§ INSTRUCTIONS TO FOLLOW
Work out how many lines have "trial" in them. Give only that number.

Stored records
################

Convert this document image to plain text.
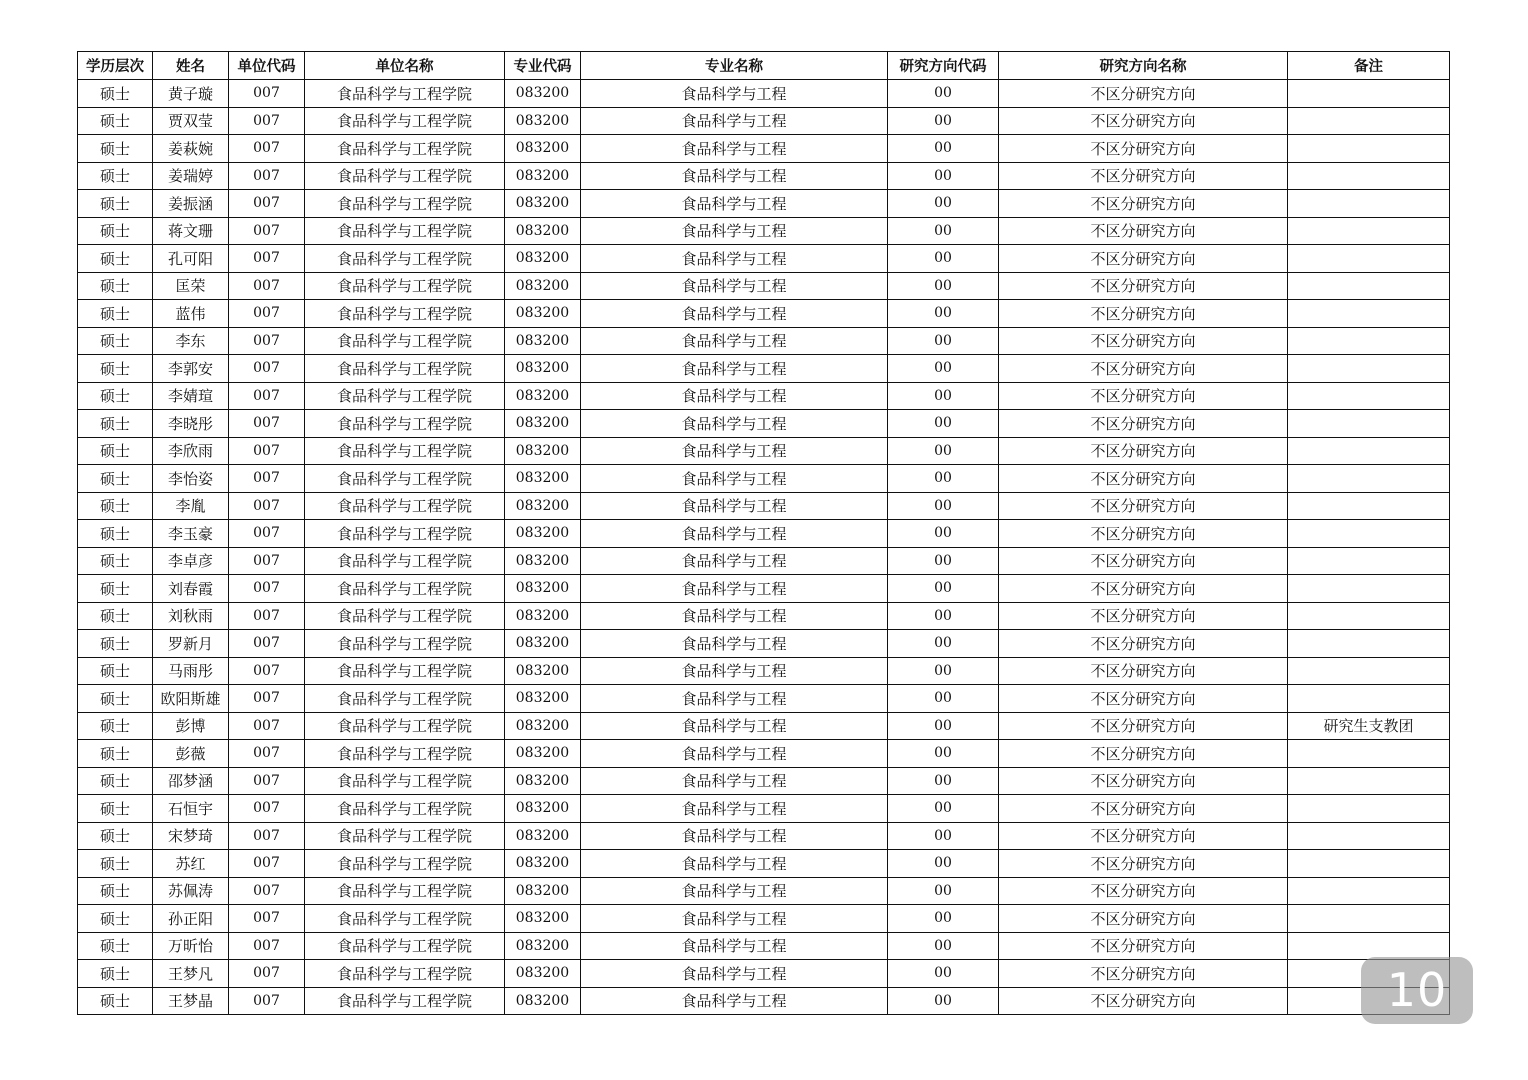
学历层次	姓名	单位代码	单位名称	专业代码	专业名称	研究方向代码	研究方向名称	备注
硕士	黄子璇	007	食品科学与工程学院	083200	食品科学与工程	00	不区分研究方向	
硕士	贾双莹	007	食品科学与工程学院	083200	食品科学与工程	00	不区分研究方向	
硕士	姜萩婉	007	食品科学与工程学院	083200	食品科学与工程	00	不区分研究方向	
硕士	姜瑞婷	007	食品科学与工程学院	083200	食品科学与工程	00	不区分研究方向	
硕士	姜振涵	007	食品科学与工程学院	083200	食品科学与工程	00	不区分研究方向	
硕士	蒋文珊	007	食品科学与工程学院	083200	食品科学与工程	00	不区分研究方向	
硕士	孔可阳	007	食品科学与工程学院	083200	食品科学与工程	00	不区分研究方向	
硕士	匡荣	007	食品科学与工程学院	083200	食品科学与工程	00	不区分研究方向	
硕士	蓝伟	007	食品科学与工程学院	083200	食品科学与工程	00	不区分研究方向	
硕士	李东	007	食品科学与工程学院	083200	食品科学与工程	00	不区分研究方向	
硕士	李郭安	007	食品科学与工程学院	083200	食品科学与工程	00	不区分研究方向	
硕士	李婧瑄	007	食品科学与工程学院	083200	食品科学与工程	00	不区分研究方向	
硕士	李晓彤	007	食品科学与工程学院	083200	食品科学与工程	00	不区分研究方向	
硕士	李欣雨	007	食品科学与工程学院	083200	食品科学与工程	00	不区分研究方向	
硕士	李怡姿	007	食品科学与工程学院	083200	食品科学与工程	00	不区分研究方向	
硕士	李胤	007	食品科学与工程学院	083200	食品科学与工程	00	不区分研究方向	
硕士	李玉豪	007	食品科学与工程学院	083200	食品科学与工程	00	不区分研究方向	
硕士	李卓彦	007	食品科学与工程学院	083200	食品科学与工程	00	不区分研究方向	
硕士	刘春霞	007	食品科学与工程学院	083200	食品科学与工程	00	不区分研究方向	
硕士	刘秋雨	007	食品科学与工程学院	083200	食品科学与工程	00	不区分研究方向	
硕士	罗新月	007	食品科学与工程学院	083200	食品科学与工程	00	不区分研究方向	
硕士	马雨彤	007	食品科学与工程学院	083200	食品科学与工程	00	不区分研究方向	
硕士	欧阳斯雄	007	食品科学与工程学院	083200	食品科学与工程	00	不区分研究方向	
硕士	彭博	007	食品科学与工程学院	083200	食品科学与工程	00	不区分研究方向	研究生支教团
硕士	彭薇	007	食品科学与工程学院	083200	食品科学与工程	00	不区分研究方向	
硕士	邵梦涵	007	食品科学与工程学院	083200	食品科学与工程	00	不区分研究方向	
硕士	石恒宇	007	食品科学与工程学院	083200	食品科学与工程	00	不区分研究方向	
硕士	宋梦琦	007	食品科学与工程学院	083200	食品科学与工程	00	不区分研究方向	
硕士	苏红	007	食品科学与工程学院	083200	食品科学与工程	00	不区分研究方向	
硕士	苏佩涛	007	食品科学与工程学院	083200	食品科学与工程	00	不区分研究方向	
硕士	孙正阳	007	食品科学与工程学院	083200	食品科学与工程	00	不区分研究方向	
硕士	万昕怡	007	食品科学与工程学院	083200	食品科学与工程	00	不区分研究方向	
硕士	王梦凡	007	食品科学与工程学院	083200	食品科学与工程	00	不区分研究方向	
硕士	王梦晶	007	食品科学与工程学院	083200	食品科学与工程	00	不区分研究方向		10
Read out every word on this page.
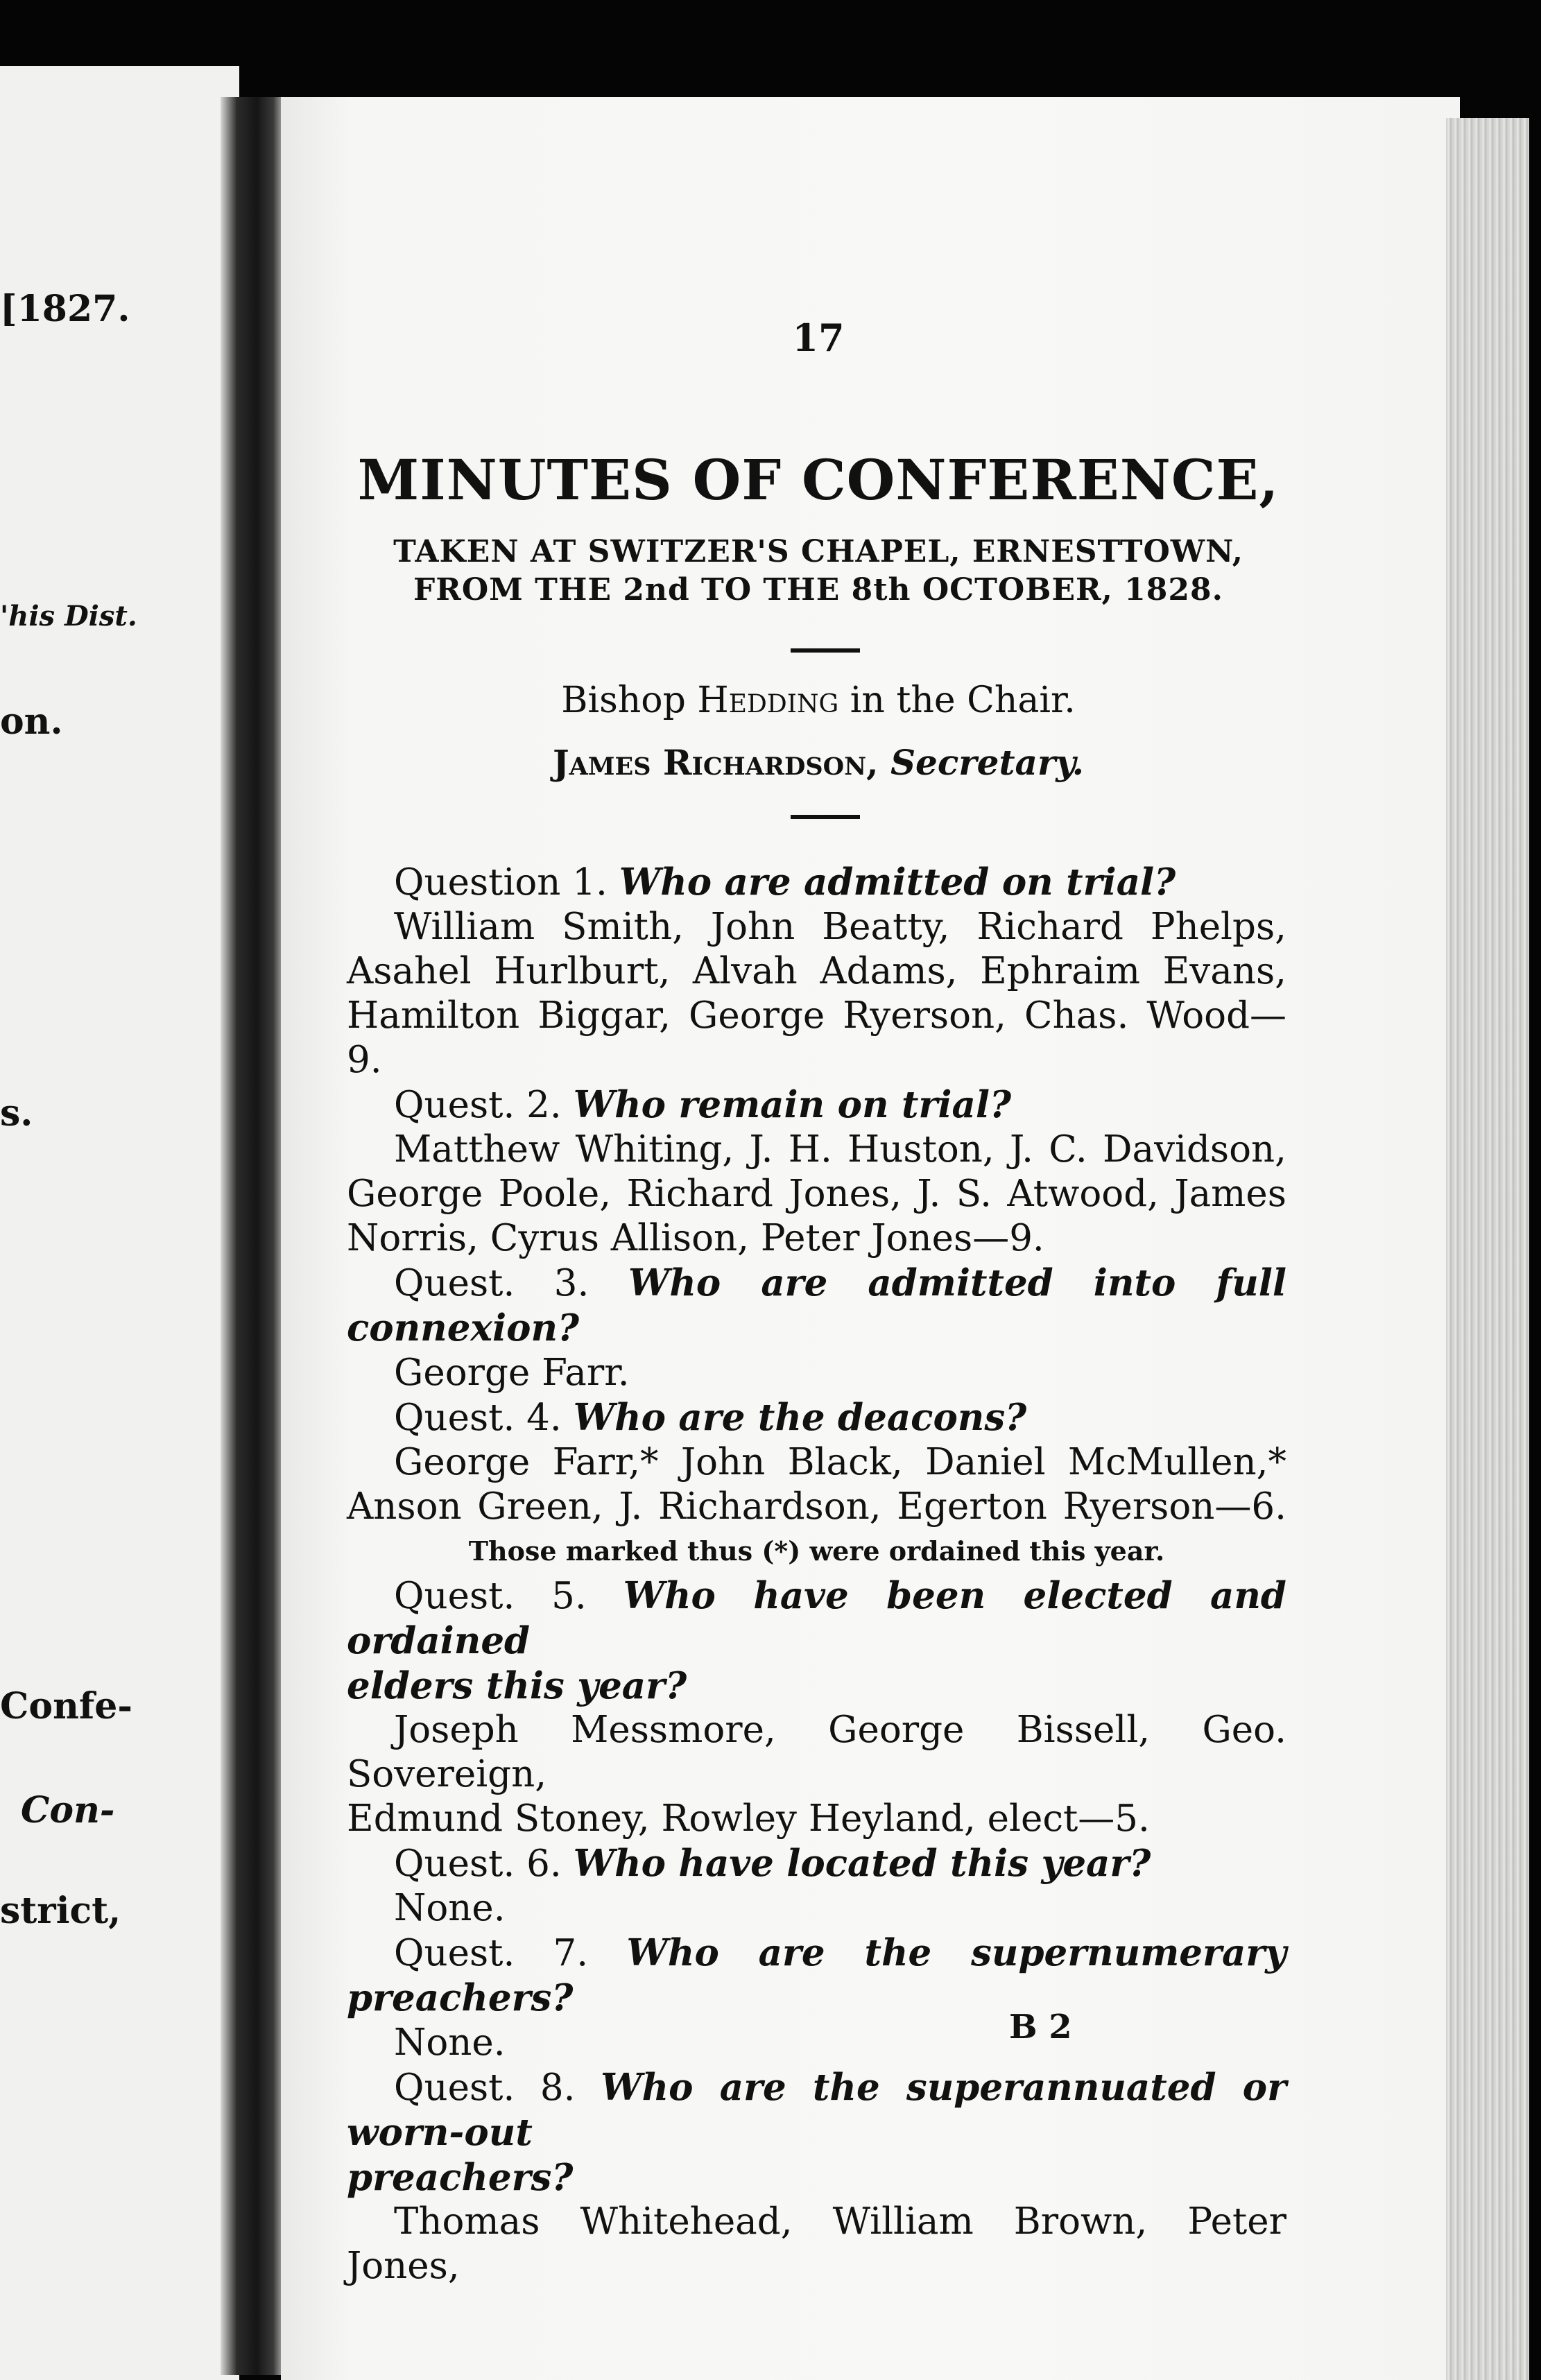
[1827.
'his Dist.
on.
s.
Confe-
Con-
strict,
17
MINUTES OF CONFERENCE,
TAKEN AT SWITZER'S CHAPEL, ERNESTTOWN,
FROM THE 2nd TO THE 8th OCTOBER, 1828.
Bishop Hedding in the Chair.
James Richardson, Secretary.

Question 1. Who are admitted on trial?

William Smith, John Beatty, Richard Phelps,

Asahel Hurlburt, Alvah Adams, Ephraim Evans,

Hamilton Biggar, George Ryerson, Chas. Wood—9.

Quest. 2. Who remain on trial?

Matthew Whiting, J. H. Huston, J. C. Davidson,

George Poole, Richard Jones, J. S. Atwood, James

Norris, Cyrus Allison, Peter Jones—9.

Quest. 3. Who are admitted into full connexion?

George Farr.

Quest. 4. Who are the deacons?

George Farr,* John Black, Daniel McMullen,*

Anson Green, J. Richardson, Egerton Ryerson—6.

Those marked thus (*) were ordained this year.

Quest. 5. Who have been elected and ordained

elders this year?

Joseph Messmore, George Bissell, Geo. Sovereign,

Edmund Stoney, Rowley Heyland, elect—5.

Quest. 6. Who have located this year?

None.

Quest. 7. Who are the supernumerary preachers?

None.

Quest. 8. Who are the superannuated or worn-out

preachers?

Thomas Whitehead, William Brown, Peter Jones,

B 2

################

§ SOLUTION TO THE PROBLEM
2